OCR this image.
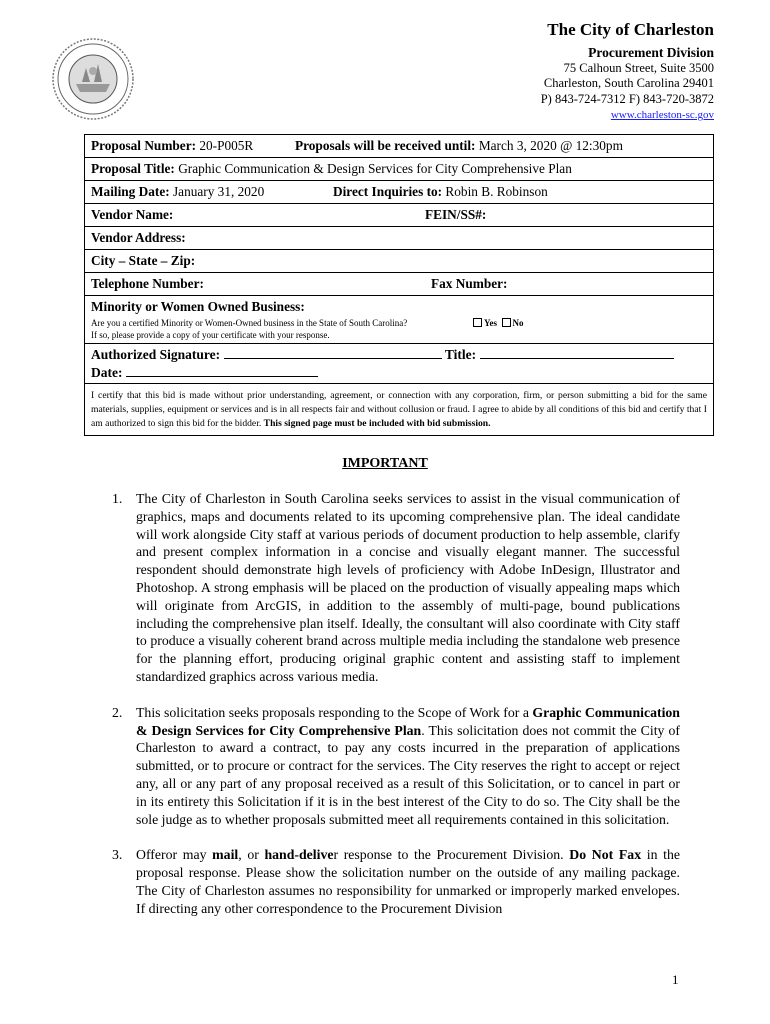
The City of Charleston
Procurement Division
75 Calhoun Street, Suite 3500
Charleston, South Carolina 29401
P) 843-724-7312 F) 843-720-3872
www.charleston-sc.gov
Proposal Number: 20-P005R	Proposals will be received until: March 3, 2020 @ 12:30pm
Proposal Title: Graphic Communication & Design Services for City Comprehensive Plan
Mailing Date: January 31, 2020	Direct Inquiries to: Robin B. Robinson
Vendor Name:	FEIN/SS#:
Vendor Address:
City – State – Zip:
Telephone Number:	Fax Number:
Minority or Women Owned Business:
Are you a certified Minority or Women-Owned business in the State of South Carolina?	Yes No
If so, please provide a copy of your certificate with your response.
Authorized Signature:	Title:
Date:
I certify that this bid is made without prior understanding, agreement, or connection with any corporation, firm, or person submitting a bid for the same materials, supplies, equipment or services and is in all respects fair and without collusion or fraud. I agree to abide by all conditions of this bid and certify that I am authorized to sign this bid for the bidder. This signed page must be included with bid submission.
IMPORTANT
1. The City of Charleston in South Carolina seeks services to assist in the visual communication of graphics, maps and documents related to its upcoming comprehensive plan. The ideal candidate will work alongside City staff at various periods of document production to help assemble, clarify and present complex information in a concise and visually elegant manner. The successful respondent should demonstrate high levels of proficiency with Adobe InDesign, Illustrator and Photoshop. A strong emphasis will be placed on the production of visually appealing maps which will originate from ArcGIS, in addition to the assembly of multi-page, bound publications including the comprehensive plan itself. Ideally, the consultant will also coordinate with City staff to produce a visually coherent brand across multiple media including the standalone web presence for the planning effort, producing original graphic content and assisting staff to implement standardized graphics across various media.
2. This solicitation seeks proposals responding to the Scope of Work for a Graphic Communication & Design Services for City Comprehensive Plan. This solicitation does not commit the City of Charleston to award a contract, to pay any costs incurred in the preparation of applications submitted, or to procure or contract for the services. The City reserves the right to accept or reject any, all or any part of any proposal received as a result of this Solicitation, or to cancel in part or in its entirety this Solicitation if it is in the best interest of the City to do so. The City shall be the sole judge as to whether proposals submitted meet all requirements contained in this solicitation.
3. Offeror may mail, or hand-deliver response to the Procurement Division. Do Not Fax in the proposal response. Please show the solicitation number on the outside of any mailing package. The City of Charleston assumes no responsibility for unmarked or improperly marked envelopes. If directing any other correspondence to the Procurement Division
1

**PROBLEM TO WORK ON:** Your task is to reproduce all of the material exactly. The pictures stay out.

**TASK OUTPUT:**
OCR this image.
The City of Charleston
Procurement Division
75 Calhoun Street, Suite 3500
Charleston, South Carolina 29401
P) 843-724-7312 F) 843-720-3872
www.charleston-sc.gov
Proposal Number: 20-P005R	Proposals will be received until: March 3, 2020 @ 12:30pm
Proposal Title: Graphic Communication & Design Services for City Comprehensive Plan
Mailing Date: January 31, 2020	Direct Inquiries to: Robin B. Robinson
Vendor Name:	FEIN/SS#:
Vendor Address:
City – State – Zip:
Telephone Number:	Fax Number:
Minority or Women Owned Business:
Are you a certified Minority or Women-Owned business in the State of South Carolina?	Yes No
If so, please provide a copy of your certificate with your response.
Authorized Signature:	Title:
Date:
I certify that this bid is made without prior understanding, agreement, or connection with any corporation, firm, or person submitting a bid for the same materials, supplies, equipment or services and is in all respects fair and without collusion or fraud. I agree to abide by all conditions of this bid and certify that I am authorized to sign this bid for the bidder. This signed page must be included with bid submission.
IMPORTANT
1. The City of Charleston in South Carolina seeks services to assist in the visual communication of graphics, maps and documents related to its upcoming comprehensive plan. The ideal candidate will work alongside City staff at various periods of document production to help assemble, clarify and present complex information in a concise and visually elegant manner. The successful respondent should demonstrate high levels of proficiency with Adobe InDesign, Illustrator and Photoshop. A strong emphasis will be placed on the production of visually appealing maps which will originate from ArcGIS, in addition to the assembly of multi-page, bound publications including the comprehensive plan itself. Ideally, the consultant will also coordinate with City staff to produce a visually coherent brand across multiple media including the standalone web presence for the planning effort, producing original graphic content and assisting staff to implement standardized graphics across various media.
2. This solicitation seeks proposals responding to the Scope of Work for a Graphic Communication & Design Services for City Comprehensive Plan. This solicitation does not commit the City of Charleston to award a contract, to pay any costs incurred in the preparation of applications submitted, or to procure or contract for the services. The City reserves the right to accept or reject any, all or any part of any proposal received as a result of this Solicitation, or to cancel in part or in its entirety this Solicitation if it is in the best interest of the City to do so. The City shall be the sole judge as to whether proposals submitted meet all requirements contained in this solicitation.
3. Offeror may mail, or hand-deliver response to the Procurement Division. Do Not Fax in the proposal response. Please show the solicitation number on the outside of any mailing package. The City of Charleston assumes no responsibility for unmarked or improperly marked envelopes. If directing any other correspondence to the Procurement Division
1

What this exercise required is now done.